[Stored dataset items]

========

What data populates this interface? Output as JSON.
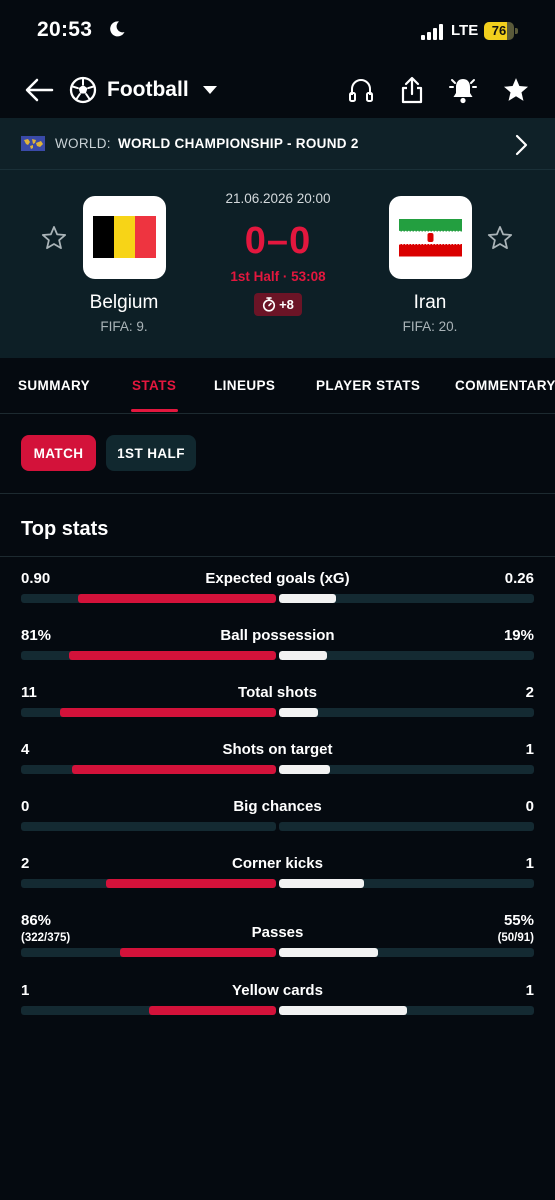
{
  "status_bar": {
    "time": "20:53",
    "network": "LTE",
    "battery": "76"
  },
  "app_bar": {
    "sport": "Football"
  },
  "competition": {
    "country": "WORLD:",
    "name": "WORLD CHAMPIONSHIP - ROUND 2"
  },
  "match": {
    "date": "21.06.2026 20:00",
    "score": "0–0",
    "status": "1st Half · 53:08",
    "added_time": "+8",
    "home": {
      "name": "Belgium",
      "rank": "FIFA: 9."
    },
    "away": {
      "name": "Iran",
      "rank": "FIFA: 20."
    }
  },
  "tabs": [
    "SUMMARY",
    "STATS",
    "LINEUPS",
    "PLAYER STATS",
    "COMMENTARY"
  ],
  "active_tab": "STATS",
  "period_filters": {
    "active": "MATCH",
    "inactive": "1ST HALF"
  },
  "section_title": "Top stats",
  "stats": [
    {
      "label": "Expected goals (xG)",
      "home": "0.90",
      "away": "0.26",
      "home_share": 0.776,
      "away_share": 0.224
    },
    {
      "label": "Ball possession",
      "home": "81%",
      "away": "19%",
      "home_share": 0.81,
      "away_share": 0.19
    },
    {
      "label": "Total shots",
      "home": "11",
      "away": "2",
      "home_share": 0.846,
      "away_share": 0.154
    },
    {
      "label": "Shots on target",
      "home": "4",
      "away": "1",
      "home_share": 0.8,
      "away_share": 0.2
    },
    {
      "label": "Big chances",
      "home": "0",
      "away": "0",
      "home_share": 0,
      "away_share": 0
    },
    {
      "label": "Corner kicks",
      "home": "2",
      "away": "1",
      "home_share": 0.667,
      "away_share": 0.333
    },
    {
      "label": "Passes",
      "home": "86%",
      "away": "55%",
      "home_sub": "(322/375)",
      "away_sub": "(50/91)",
      "home_share": 0.61,
      "away_share": 0.39
    },
    {
      "label": "Yellow cards",
      "home": "1",
      "away": "1",
      "home_share": 0.5,
      "away_share": 0.5
    }
  ],
  "colors": {
    "accent": "#e3173e",
    "home_bar": "#d3123a",
    "away_bar": "#f2f2f2",
    "track": "#142a32",
    "background": "#050a10",
    "header_bg": "#0d1f26"
  }
}
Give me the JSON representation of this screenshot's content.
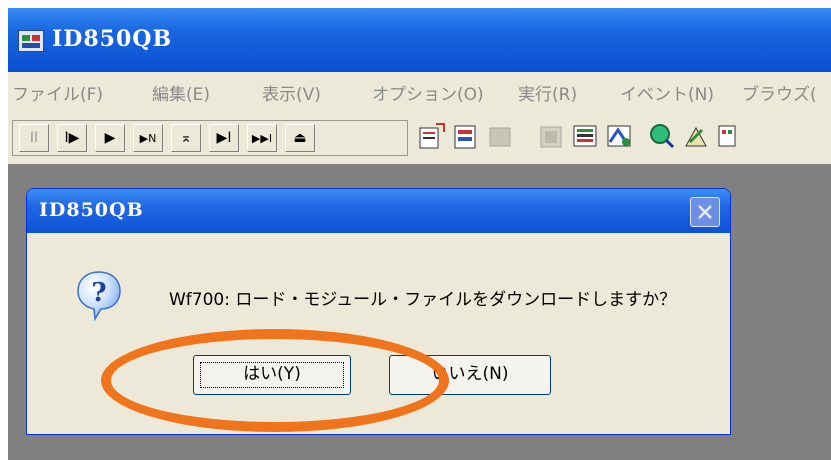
{
  "app": {
    "title": "ID850QB"
  },
  "menu": [
    "ファイル(F)",
    "編集(E)",
    "表示(V)",
    "オプション(O)",
    "実行(R)",
    "イベント(N)",
    "ブラウズ("
  ],
  "toolbar": {
    "transport_buttons": [
      {
        "glyph": "II",
        "icon": "pause-icon"
      },
      {
        "glyph": "I▶",
        "icon": "step-icon"
      },
      {
        "glyph": "▶",
        "icon": "run-icon"
      },
      {
        "glyph": "▶N",
        "icon": "run-to-n-icon"
      },
      {
        "glyph": "⌅",
        "icon": "reset-icon"
      },
      {
        "glyph": "▶I",
        "icon": "step-over-icon"
      },
      {
        "glyph": "▶▶I",
        "icon": "return-icon"
      },
      {
        "glyph": "⏏",
        "icon": "eject-icon"
      }
    ]
  },
  "dialog": {
    "title": "ID850QB",
    "message": "Wf700: ロード・モジュール・ファイルをダウンロードしますか？",
    "yes_label": "はい(Y)",
    "no_label": "いいえ(N)",
    "icon": "question-icon"
  },
  "colors": {
    "highlight": "#f0741c",
    "titlebar": "#0a4fd0"
  }
}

========

*DIRECTION*.
Give only the count of lines in which the string "JSON" appears.

*SOLUTION TO THIS PROBLEM*.
2